Print all of the items below verbatim, line for line, omitting the pictures.

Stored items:
───
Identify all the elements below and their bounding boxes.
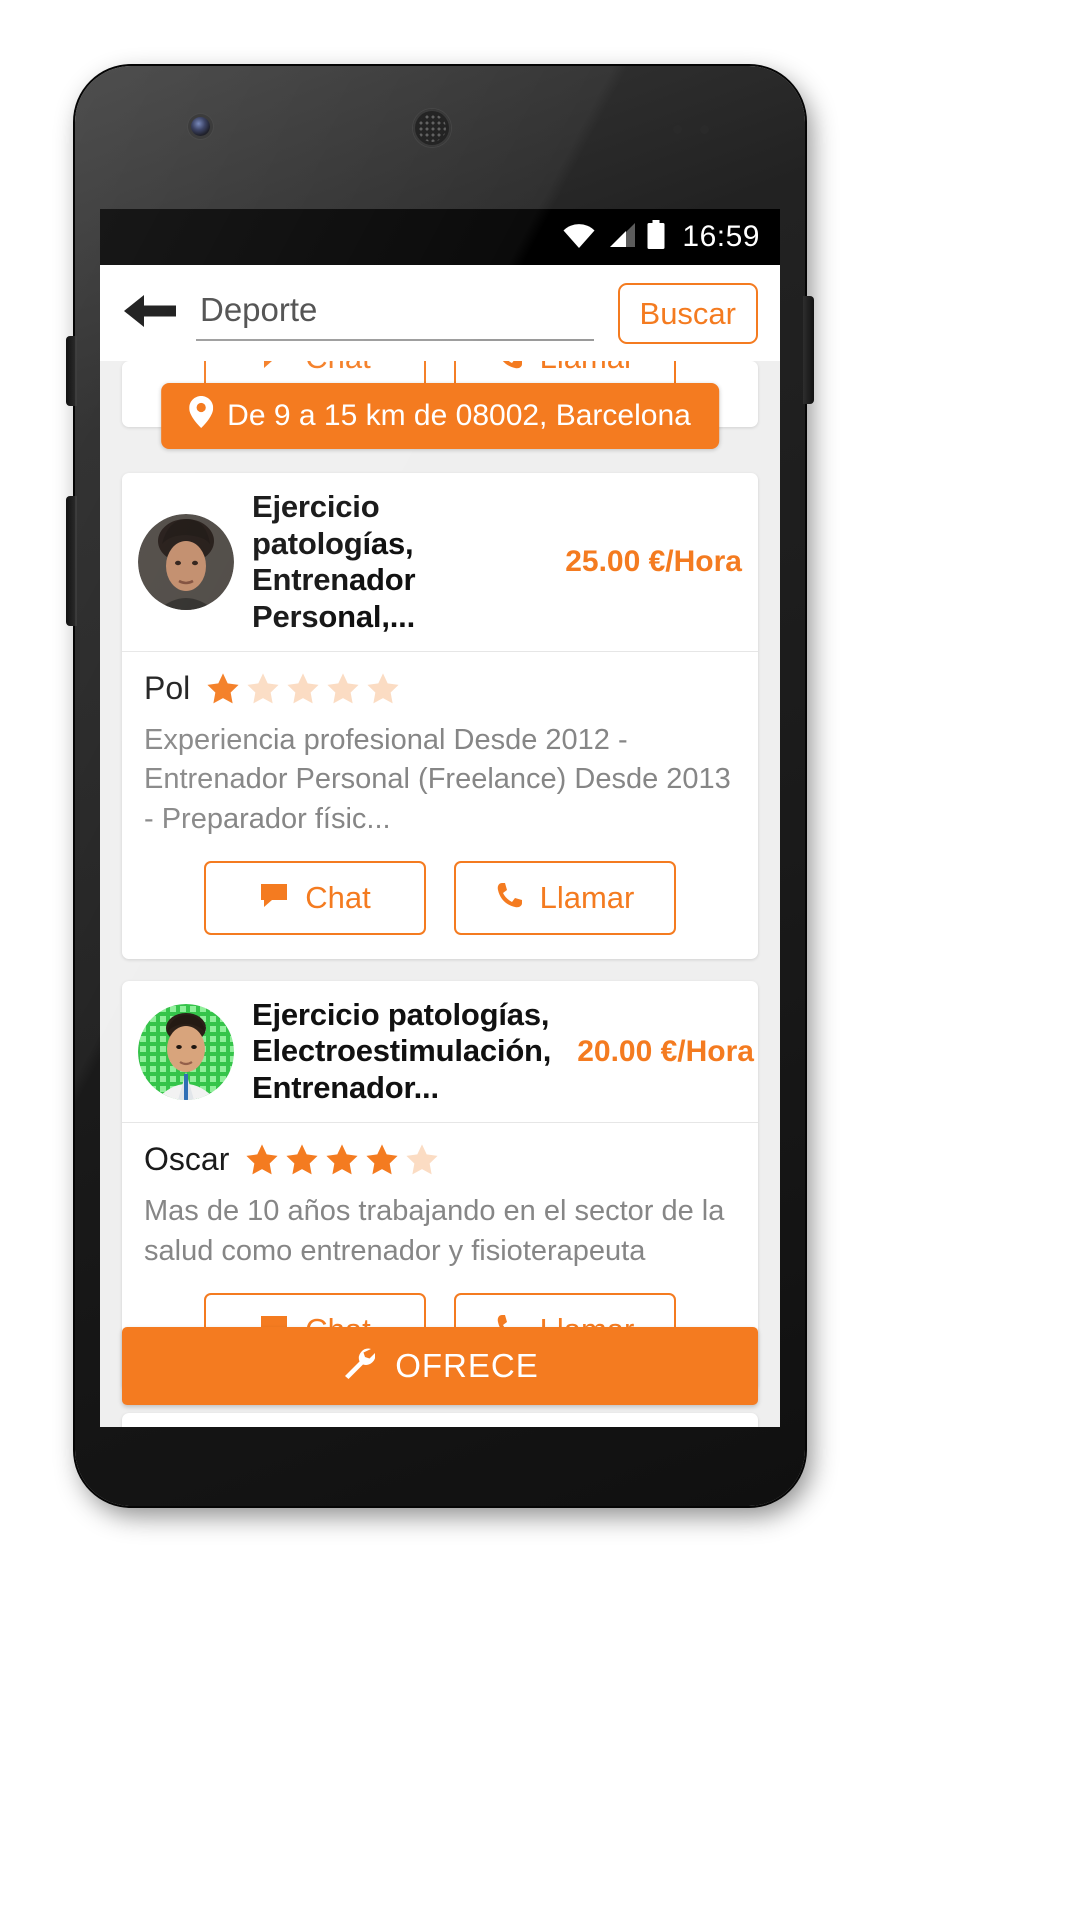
chat-bubble-icon [259, 882, 289, 913]
power-button[interactable] [66, 336, 77, 406]
search-button[interactable]: Buscar [617, 282, 758, 344]
avatar [138, 514, 234, 611]
earpiece-speaker-icon [413, 109, 451, 147]
listing-actions: Chat Llamar [122, 857, 758, 959]
search-input[interactable] [200, 291, 590, 329]
right-side-button[interactable] [803, 296, 814, 404]
search-bar: Buscar [100, 265, 780, 361]
phone-icon [496, 361, 524, 375]
call-button-label-partial: Llamar [540, 361, 635, 376]
location-filter-chip[interactable]: De 9 a 15 km de 08002, Barcelona [161, 383, 719, 449]
wifi-icon [562, 222, 596, 253]
star-icon [246, 1144, 278, 1175]
star-icon [247, 673, 279, 704]
star-icon [367, 673, 399, 704]
provider-name: Pol [144, 670, 191, 707]
listing-title: Ejercicio patologías, Electroestimulació… [252, 996, 552, 1105]
front-camera-icon [191, 117, 210, 136]
offer-button[interactable]: OFRECE [122, 1327, 758, 1405]
location-filter-label: De 9 a 15 km de 08002, Barcelona [227, 399, 691, 432]
listing-header: Entrenador Personal, Nutrición, 45.00 €/… [122, 1413, 758, 1427]
chat-button-label-partial: Chat [305, 361, 370, 376]
status-bar-clock: 16:59 [682, 220, 760, 253]
listing-card[interactable]: Ejercicio patologías, Entrenador Persona… [122, 473, 758, 959]
star-icon [286, 1144, 318, 1175]
volume-button[interactable] [66, 496, 77, 626]
results-scroll-area[interactable]: Chat Llamar [100, 361, 780, 1427]
light-sensor-icon [700, 125, 709, 134]
listing-description: Mas de 10 años trabajando en el sector d… [144, 1195, 725, 1267]
wrench-icon [341, 1345, 376, 1387]
offer-button-label: OFRECE [395, 1347, 539, 1384]
star-icon [406, 1144, 438, 1175]
star-rating [206, 672, 400, 705]
cellular-signal-icon [606, 222, 636, 253]
provider-name: Oscar [144, 1141, 230, 1178]
star-icon [207, 673, 239, 704]
listing-card[interactable]: Entrenador Personal, Nutrición, 45.00 €/… [122, 1412, 758, 1427]
star-icon [287, 673, 319, 704]
rating-row: Pol [122, 652, 758, 711]
listing-price: 20.00 €/Hora [577, 1034, 754, 1068]
back-arrow-icon[interactable] [122, 291, 178, 336]
star-rating [245, 1143, 439, 1176]
chat-bubble-icon [259, 361, 289, 374]
listing-title: Ejercicio patologías, Entrenador Persona… [252, 489, 416, 634]
star-icon [327, 673, 359, 704]
search-input-wrapper[interactable] [196, 285, 594, 341]
call-button-label: Llamar [539, 879, 635, 915]
rating-row: Oscar [122, 1123, 758, 1182]
avatar [138, 1003, 234, 1100]
listing-description: Experiencia profesional Desde 2012 - Ent… [144, 724, 731, 835]
listing-price: 25.00 €/Hora [565, 545, 742, 579]
location-pin-icon [189, 396, 214, 436]
phone-device-frame: 16:59 Buscar [66, 66, 814, 1506]
phone-icon [496, 881, 524, 914]
status-bar: 16:59 [100, 209, 780, 265]
device-bottom-bezel [75, 1427, 805, 1506]
battery-icon [646, 219, 666, 255]
call-button[interactable]: Llamar [454, 860, 676, 935]
star-icon [326, 1144, 358, 1175]
star-icon [366, 1144, 398, 1175]
chat-button[interactable]: Chat [204, 860, 426, 935]
listing-header: Ejercicio patologías, Electroestimulació… [122, 981, 758, 1124]
proximity-sensor-icon [673, 125, 682, 134]
phone-screen: 16:59 Buscar [100, 209, 780, 1427]
chat-button-label: Chat [305, 879, 371, 915]
listing-header: Ejercicio patologías, Entrenador Persona… [122, 473, 758, 653]
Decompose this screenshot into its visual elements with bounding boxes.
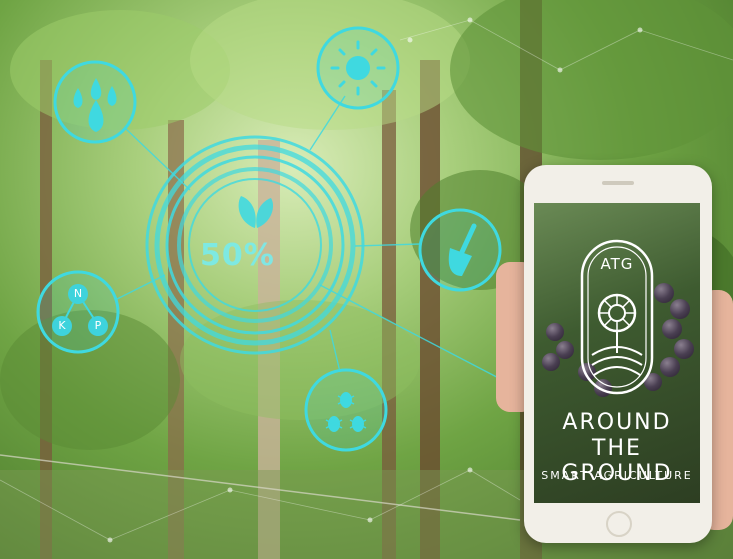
brand-title-line1: AROUND <box>562 410 672 435</box>
smartphone: ATG AROUND THE GROUND SMART AGRICULTURE <box>524 165 712 543</box>
logo-letters: ATG <box>600 255 634 273</box>
nutrient-n-badge: N <box>68 284 88 304</box>
water-drops-icon <box>53 60 137 144</box>
phone-home-button <box>606 511 632 537</box>
brand-subtitle: SMART AGRICULTURE <box>541 469 693 482</box>
gauge-percentage: 50% <box>200 238 275 273</box>
sun-icon <box>316 26 400 110</box>
smart-agriculture-scene: 50% N K P ATG AROUND THE GROUND SMART AG… <box>0 0 733 559</box>
phone-speaker <box>602 181 634 185</box>
shovel-icon <box>418 208 502 292</box>
phone-screen: ATG AROUND THE GROUND SMART AGRICULTURE <box>534 203 700 503</box>
nutrient-k-badge: K <box>52 316 72 336</box>
bug-icon <box>304 368 388 452</box>
nutrient-p-badge: P <box>88 316 108 336</box>
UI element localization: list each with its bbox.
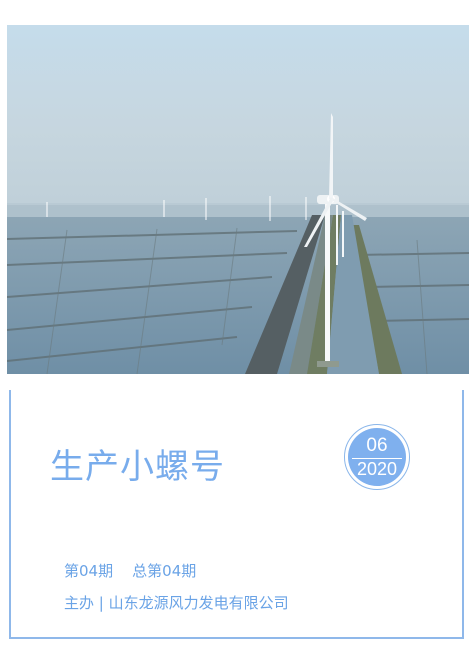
cover-photo (7, 25, 469, 374)
date-badge: 06 2020 (344, 424, 410, 490)
issue-number: 第04期 总第04期 (64, 562, 197, 580)
newsletter-title: 生产小螺号 (50, 447, 225, 487)
sponsor-line: 主办 | 山东龙源风力发电有限公司 (64, 594, 289, 612)
wind-farm-image (7, 25, 469, 374)
date-month: 06 (366, 435, 388, 456)
date-badge-inner: 06 2020 (348, 428, 406, 486)
date-year: 2020 (356, 459, 398, 479)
───
◆ IN RESPONSE ◆
Identify all the elements below and their bounding boxes.
chat-bubble-icon [259, 882, 289, 913]
power-button[interactable] [66, 336, 77, 406]
search-button[interactable]: Buscar [617, 282, 758, 344]
avatar [138, 514, 234, 611]
earpiece-speaker-icon [413, 109, 451, 147]
listing-actions: Chat Llamar [122, 857, 758, 959]
search-input[interactable] [200, 291, 590, 329]
right-side-button[interactable] [803, 296, 814, 404]
search-bar: Buscar [100, 265, 780, 361]
phone-icon [496, 361, 524, 375]
call-button-label-partial: Llamar [540, 361, 635, 376]
location-filter-chip[interactable]: De 9 a 15 km de 08002, Barcelona [161, 383, 719, 449]
wifi-icon [562, 222, 596, 253]
star-icon [246, 1144, 278, 1175]
star-icon [247, 673, 279, 704]
star-icon [367, 673, 399, 704]
provider-name: Pol [144, 670, 191, 707]
listing-title: Ejercicio patologías, Electroestimulació… [252, 996, 552, 1105]
front-camera-icon [191, 117, 210, 136]
offer-button[interactable]: OFRECE [122, 1327, 758, 1405]
location-filter-label: De 9 a 15 km de 08002, Barcelona [227, 399, 691, 432]
listing-header: Entrenador Personal, Nutrición, 45.00 €/… [122, 1413, 758, 1427]
chat-button-label-partial: Chat [305, 361, 370, 376]
status-bar-clock: 16:59 [682, 220, 760, 253]
listing-card[interactable]: Ejercicio patologías, Entrenador Persona… [122, 473, 758, 959]
star-icon [286, 1144, 318, 1175]
volume-button[interactable] [66, 496, 77, 626]
results-scroll-area[interactable]: Chat Llamar [100, 361, 780, 1427]
light-sensor-icon [700, 125, 709, 134]
listing-description: Mas de 10 años trabajando en el sector d… [144, 1195, 725, 1267]
wrench-icon [341, 1345, 376, 1387]
offer-button-label: OFRECE [395, 1347, 539, 1384]
star-icon [406, 1144, 438, 1175]
star-rating [206, 672, 400, 705]
cellular-signal-icon [606, 222, 636, 253]
provider-name: Oscar [144, 1141, 230, 1178]
star-icon [207, 673, 239, 704]
listing-card[interactable]: Entrenador Personal, Nutrición, 45.00 €/… [122, 1412, 758, 1427]
star-icon [287, 673, 319, 704]
rating-row: Pol [122, 652, 758, 711]
listing-price: 20.00 €/Hora [577, 1034, 754, 1068]
back-arrow-icon[interactable] [122, 291, 178, 336]
star-rating [245, 1143, 439, 1176]
chat-bubble-icon [259, 361, 289, 374]
listing-title: Ejercicio patologías, Entrenador Persona… [252, 489, 416, 634]
star-icon [327, 673, 359, 704]
search-input-wrapper[interactable] [196, 285, 594, 341]
call-button-label: Llamar [539, 879, 635, 915]
rating-row: Oscar [122, 1123, 758, 1182]
avatar [138, 1003, 234, 1100]
listing-description: Experiencia profesional Desde 2012 - Ent… [144, 724, 731, 835]
listing-price: 25.00 €/Hora [565, 545, 742, 579]
location-pin-icon [189, 396, 214, 436]
phone-device-frame: 16:59 Buscar [66, 66, 814, 1506]
phone-icon [496, 881, 524, 914]
status-bar: 16:59 [100, 209, 780, 265]
device-bottom-bezel [75, 1427, 805, 1506]
battery-icon [646, 219, 666, 255]
call-button[interactable]: Llamar [454, 860, 676, 935]
star-icon [326, 1144, 358, 1175]
star-icon [366, 1144, 398, 1175]
chat-button[interactable]: Chat [204, 860, 426, 935]
listing-header: Ejercicio patologías, Electroestimulació… [122, 981, 758, 1124]
proximity-sensor-icon [673, 125, 682, 134]
phone-screen: 16:59 Buscar [100, 209, 780, 1427]
chat-button-label: Chat [305, 879, 371, 915]
listing-header: Ejercicio patologías, Entrenador Persona… [122, 473, 758, 653]
Decompose this screenshot into its visual elements with bounding boxes.
brand-title-line1: AROUND <box>562 410 672 435</box>
smartphone: ATG AROUND THE GROUND SMART AGRICULTURE <box>524 165 712 543</box>
logo-letters: ATG <box>600 255 634 273</box>
nutrient-n-badge: N <box>68 284 88 304</box>
water-drops-icon <box>53 60 137 144</box>
phone-home-button <box>606 511 632 537</box>
brand-subtitle: SMART AGRICULTURE <box>541 469 693 482</box>
gauge-percentage: 50% <box>200 238 275 273</box>
sun-icon <box>316 26 400 110</box>
smart-agriculture-scene: 50% N K P ATG AROUND THE GROUND SMART AG… <box>0 0 733 559</box>
phone-speaker <box>602 181 634 185</box>
shovel-icon <box>418 208 502 292</box>
phone-screen: ATG AROUND THE GROUND SMART AGRICULTURE <box>534 203 700 503</box>
nutrient-k-badge: K <box>52 316 72 336</box>
bug-icon <box>304 368 388 452</box>
nutrient-p-badge: P <box>88 316 108 336</box>
UI element localization: list each with its bbox.
cover-photo (7, 25, 469, 374)
date-badge: 06 2020 (344, 424, 410, 490)
issue-number: 第04期 总第04期 (64, 562, 197, 580)
newsletter-title: 生产小螺号 (50, 447, 225, 487)
sponsor-line: 主办 | 山东龙源风力发电有限公司 (64, 594, 289, 612)
wind-farm-image (7, 25, 469, 374)
date-month: 06 (366, 435, 388, 456)
date-badge-inner: 06 2020 (348, 428, 406, 486)
date-year: 2020 (356, 459, 398, 479)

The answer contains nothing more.